→ WHAT TO PRODUCE:
Work out how many lines of the records hold the string "JSON", and reply with that number alone.

→ RECORDED DATA:
— start —
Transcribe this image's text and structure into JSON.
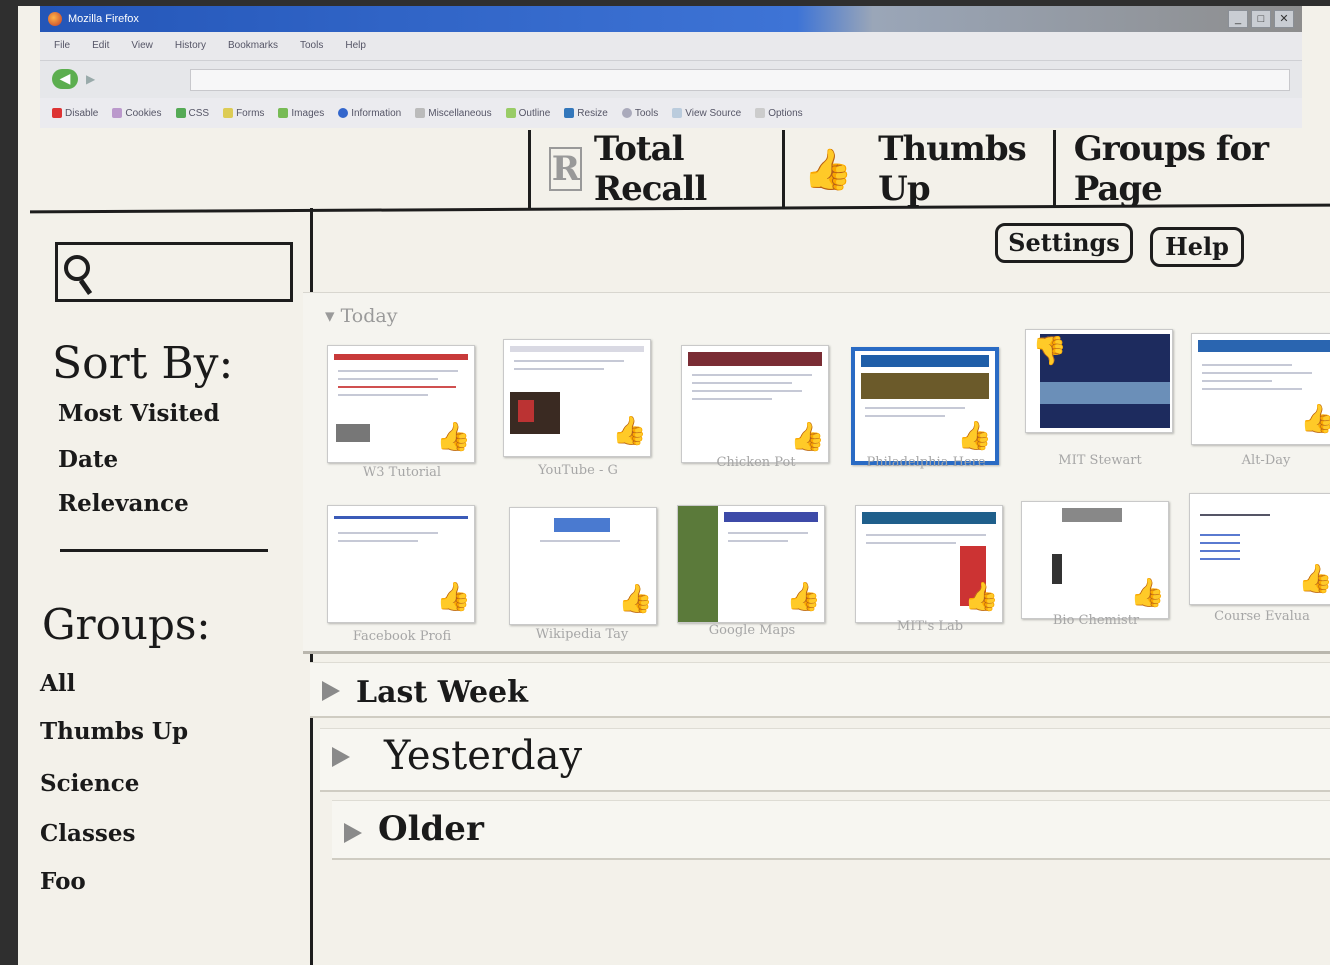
{
  "browser": {
    "title": "Mozilla Firefox",
    "menu": [
      "File",
      "Edit",
      "View",
      "History",
      "Bookmarks",
      "Tools",
      "Help"
    ],
    "devtoolbar": [
      "Disable",
      "Cookies",
      "CSS",
      "Forms",
      "Images",
      "Information",
      "Miscellaneous",
      "Outline",
      "Resize",
      "Tools",
      "View Source",
      "Options"
    ]
  },
  "tabs": {
    "total_recall": "Total Recall",
    "thumbs_up": "Thumbs Up",
    "groups_for_page": "Groups for Page"
  },
  "header_buttons": {
    "settings": "Settings",
    "help": "Help"
  },
  "sidebar": {
    "sort_title": "Sort By:",
    "sort_options": [
      "Most Visited",
      "Date",
      "Relevance"
    ],
    "groups_title": "Groups:",
    "groups": [
      "All",
      "Thumbs Up",
      "Science",
      "Classes",
      "Foo"
    ]
  },
  "today": {
    "label": "Today",
    "row1_captions": [
      "W3 Tutorial",
      "YouTube - G",
      "Chicken Pot",
      "Philadelphia Here",
      "MIT Stewart",
      "Alt-Day"
    ],
    "row2_captions": [
      "Facebook Profi",
      "Wikipedia Tay",
      "Google Maps",
      "MIT's Lab",
      "Bio Chemistr",
      "Course Evalua"
    ]
  },
  "sections": {
    "last_week": "Last Week",
    "yesterday": "Yesterday",
    "older": "Older"
  },
  "colors": {
    "paper": "#f3f1ea",
    "ink": "#1d1d1d",
    "firefox_blue": "#2456b8"
  }
}
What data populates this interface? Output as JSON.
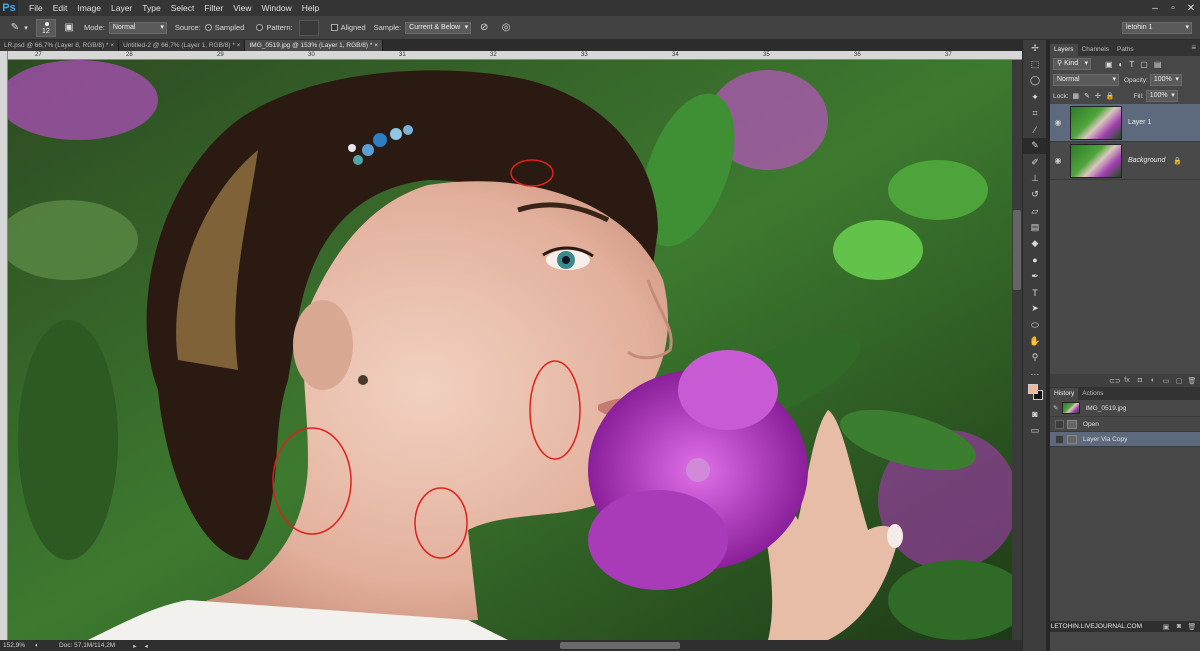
— end —
→ RESPONSE BELOW:
2